### Listed records
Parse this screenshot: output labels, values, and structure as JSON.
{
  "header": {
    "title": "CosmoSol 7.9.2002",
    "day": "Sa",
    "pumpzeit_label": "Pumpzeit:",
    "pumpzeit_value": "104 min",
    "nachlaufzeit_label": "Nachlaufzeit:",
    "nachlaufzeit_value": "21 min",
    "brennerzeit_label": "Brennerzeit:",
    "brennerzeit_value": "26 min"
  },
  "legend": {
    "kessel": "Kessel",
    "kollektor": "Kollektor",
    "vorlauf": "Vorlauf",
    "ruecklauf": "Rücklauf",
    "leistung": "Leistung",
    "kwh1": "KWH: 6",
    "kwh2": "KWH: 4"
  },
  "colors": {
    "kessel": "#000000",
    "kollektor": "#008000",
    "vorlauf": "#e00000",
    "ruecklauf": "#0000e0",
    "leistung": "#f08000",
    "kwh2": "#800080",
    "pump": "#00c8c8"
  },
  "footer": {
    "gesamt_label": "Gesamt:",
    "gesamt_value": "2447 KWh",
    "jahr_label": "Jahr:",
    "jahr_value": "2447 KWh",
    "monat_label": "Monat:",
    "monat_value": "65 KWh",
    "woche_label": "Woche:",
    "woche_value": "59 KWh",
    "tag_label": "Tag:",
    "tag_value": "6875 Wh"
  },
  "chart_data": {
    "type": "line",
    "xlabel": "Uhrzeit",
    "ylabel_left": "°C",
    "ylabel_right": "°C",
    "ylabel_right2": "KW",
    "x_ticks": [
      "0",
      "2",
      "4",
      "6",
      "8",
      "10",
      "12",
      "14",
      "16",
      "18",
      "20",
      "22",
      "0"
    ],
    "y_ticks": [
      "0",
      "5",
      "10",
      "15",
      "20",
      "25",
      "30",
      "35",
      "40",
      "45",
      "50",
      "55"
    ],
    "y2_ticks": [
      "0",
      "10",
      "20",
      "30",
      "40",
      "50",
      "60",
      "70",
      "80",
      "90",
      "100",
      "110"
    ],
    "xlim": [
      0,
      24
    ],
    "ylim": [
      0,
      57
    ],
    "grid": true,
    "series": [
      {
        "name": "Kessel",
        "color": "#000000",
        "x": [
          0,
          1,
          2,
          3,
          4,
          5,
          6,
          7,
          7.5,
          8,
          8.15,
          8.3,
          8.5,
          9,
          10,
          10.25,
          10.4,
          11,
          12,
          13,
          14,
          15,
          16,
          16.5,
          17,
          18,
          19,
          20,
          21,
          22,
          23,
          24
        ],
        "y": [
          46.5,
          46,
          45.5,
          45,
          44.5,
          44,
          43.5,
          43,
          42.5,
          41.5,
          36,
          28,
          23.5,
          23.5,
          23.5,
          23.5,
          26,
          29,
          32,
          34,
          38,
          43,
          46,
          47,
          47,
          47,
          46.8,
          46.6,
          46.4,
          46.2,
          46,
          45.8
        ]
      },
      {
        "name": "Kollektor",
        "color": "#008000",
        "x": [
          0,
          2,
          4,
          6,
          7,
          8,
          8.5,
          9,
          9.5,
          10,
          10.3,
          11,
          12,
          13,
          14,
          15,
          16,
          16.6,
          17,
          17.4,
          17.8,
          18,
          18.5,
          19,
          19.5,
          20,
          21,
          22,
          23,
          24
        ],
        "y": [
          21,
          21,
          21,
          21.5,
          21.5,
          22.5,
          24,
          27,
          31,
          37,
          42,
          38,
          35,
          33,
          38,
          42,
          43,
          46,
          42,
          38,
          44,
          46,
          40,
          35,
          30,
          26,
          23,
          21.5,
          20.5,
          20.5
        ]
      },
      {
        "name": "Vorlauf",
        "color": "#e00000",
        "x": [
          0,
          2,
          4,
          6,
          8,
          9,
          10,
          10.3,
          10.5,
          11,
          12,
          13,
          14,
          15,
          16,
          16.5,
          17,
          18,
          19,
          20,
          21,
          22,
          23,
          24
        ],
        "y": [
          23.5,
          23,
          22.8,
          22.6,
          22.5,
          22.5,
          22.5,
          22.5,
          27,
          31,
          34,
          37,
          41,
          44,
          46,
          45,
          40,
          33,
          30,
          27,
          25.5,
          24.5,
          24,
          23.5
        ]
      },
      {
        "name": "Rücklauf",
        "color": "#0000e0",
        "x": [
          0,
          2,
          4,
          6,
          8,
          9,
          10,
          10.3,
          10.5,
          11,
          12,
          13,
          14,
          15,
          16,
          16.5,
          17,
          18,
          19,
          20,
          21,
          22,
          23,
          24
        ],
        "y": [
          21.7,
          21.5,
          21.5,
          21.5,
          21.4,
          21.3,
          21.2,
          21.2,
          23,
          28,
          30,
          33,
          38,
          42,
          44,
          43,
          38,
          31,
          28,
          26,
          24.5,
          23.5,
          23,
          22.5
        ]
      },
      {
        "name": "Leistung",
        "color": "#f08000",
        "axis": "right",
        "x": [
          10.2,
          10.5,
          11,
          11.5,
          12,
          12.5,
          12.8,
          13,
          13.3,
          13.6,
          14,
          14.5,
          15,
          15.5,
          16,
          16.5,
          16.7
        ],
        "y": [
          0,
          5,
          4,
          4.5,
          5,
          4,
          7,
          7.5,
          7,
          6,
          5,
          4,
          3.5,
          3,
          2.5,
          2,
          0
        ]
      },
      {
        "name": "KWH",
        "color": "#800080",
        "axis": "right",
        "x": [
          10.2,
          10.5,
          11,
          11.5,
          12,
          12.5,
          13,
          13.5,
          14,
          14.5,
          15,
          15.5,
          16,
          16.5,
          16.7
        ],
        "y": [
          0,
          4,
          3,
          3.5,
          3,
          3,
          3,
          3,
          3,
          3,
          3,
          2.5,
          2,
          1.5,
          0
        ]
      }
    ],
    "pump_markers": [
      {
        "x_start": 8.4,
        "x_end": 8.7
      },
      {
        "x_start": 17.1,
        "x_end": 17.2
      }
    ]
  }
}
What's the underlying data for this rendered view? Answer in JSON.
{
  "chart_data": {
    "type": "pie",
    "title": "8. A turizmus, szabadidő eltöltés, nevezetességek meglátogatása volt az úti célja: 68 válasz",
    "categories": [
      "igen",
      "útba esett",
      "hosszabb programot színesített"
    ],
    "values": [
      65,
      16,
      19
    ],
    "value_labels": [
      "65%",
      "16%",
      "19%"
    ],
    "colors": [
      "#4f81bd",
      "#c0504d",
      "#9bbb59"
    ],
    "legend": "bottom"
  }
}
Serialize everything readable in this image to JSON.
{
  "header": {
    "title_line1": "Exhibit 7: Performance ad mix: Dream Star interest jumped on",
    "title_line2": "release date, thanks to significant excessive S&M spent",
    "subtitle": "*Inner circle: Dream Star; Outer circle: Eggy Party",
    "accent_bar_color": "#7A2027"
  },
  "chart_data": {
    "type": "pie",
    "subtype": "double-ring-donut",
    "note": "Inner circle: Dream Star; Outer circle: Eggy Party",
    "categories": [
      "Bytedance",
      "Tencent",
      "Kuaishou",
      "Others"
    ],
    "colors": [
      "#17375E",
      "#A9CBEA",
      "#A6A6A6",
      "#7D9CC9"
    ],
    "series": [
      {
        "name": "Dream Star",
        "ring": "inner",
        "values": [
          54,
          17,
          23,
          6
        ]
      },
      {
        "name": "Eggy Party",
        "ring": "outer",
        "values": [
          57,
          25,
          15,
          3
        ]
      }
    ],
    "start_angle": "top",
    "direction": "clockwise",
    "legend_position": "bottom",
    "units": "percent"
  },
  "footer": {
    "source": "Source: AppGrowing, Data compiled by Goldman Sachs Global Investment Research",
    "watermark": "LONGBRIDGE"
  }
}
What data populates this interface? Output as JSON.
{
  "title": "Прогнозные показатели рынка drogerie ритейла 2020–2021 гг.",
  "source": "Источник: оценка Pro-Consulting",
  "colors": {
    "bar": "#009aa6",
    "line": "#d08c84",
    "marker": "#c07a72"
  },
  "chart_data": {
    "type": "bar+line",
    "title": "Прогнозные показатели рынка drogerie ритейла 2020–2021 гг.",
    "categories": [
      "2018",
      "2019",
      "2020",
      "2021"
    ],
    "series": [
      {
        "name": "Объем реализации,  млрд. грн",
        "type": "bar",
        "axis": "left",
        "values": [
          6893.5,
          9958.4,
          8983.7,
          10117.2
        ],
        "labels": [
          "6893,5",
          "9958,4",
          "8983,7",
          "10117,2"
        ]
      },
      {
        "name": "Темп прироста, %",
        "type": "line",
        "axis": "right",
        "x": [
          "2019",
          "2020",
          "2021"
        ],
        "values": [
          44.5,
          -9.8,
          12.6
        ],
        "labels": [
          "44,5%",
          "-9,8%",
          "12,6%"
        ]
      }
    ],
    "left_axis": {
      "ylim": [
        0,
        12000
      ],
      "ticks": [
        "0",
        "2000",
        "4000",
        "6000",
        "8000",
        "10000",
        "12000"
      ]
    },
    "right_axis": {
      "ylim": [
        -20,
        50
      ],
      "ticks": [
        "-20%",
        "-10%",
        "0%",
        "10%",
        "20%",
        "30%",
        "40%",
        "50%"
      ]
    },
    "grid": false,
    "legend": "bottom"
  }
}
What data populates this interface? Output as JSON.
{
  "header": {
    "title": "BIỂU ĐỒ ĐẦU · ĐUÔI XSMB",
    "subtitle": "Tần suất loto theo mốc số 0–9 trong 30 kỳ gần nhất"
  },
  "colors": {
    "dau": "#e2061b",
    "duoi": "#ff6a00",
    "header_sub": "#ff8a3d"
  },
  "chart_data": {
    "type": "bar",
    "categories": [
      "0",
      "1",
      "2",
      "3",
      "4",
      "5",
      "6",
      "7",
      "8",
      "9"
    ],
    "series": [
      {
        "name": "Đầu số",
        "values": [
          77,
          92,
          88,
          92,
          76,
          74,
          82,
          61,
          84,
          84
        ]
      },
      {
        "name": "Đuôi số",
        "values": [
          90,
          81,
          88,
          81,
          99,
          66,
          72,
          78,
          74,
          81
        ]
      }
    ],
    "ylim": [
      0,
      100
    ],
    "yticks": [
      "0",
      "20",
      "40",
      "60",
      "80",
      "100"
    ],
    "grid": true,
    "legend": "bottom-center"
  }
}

### Requirement
Determine how many lines of the records above contain the word "circle", and report only that number.

### Full solution
2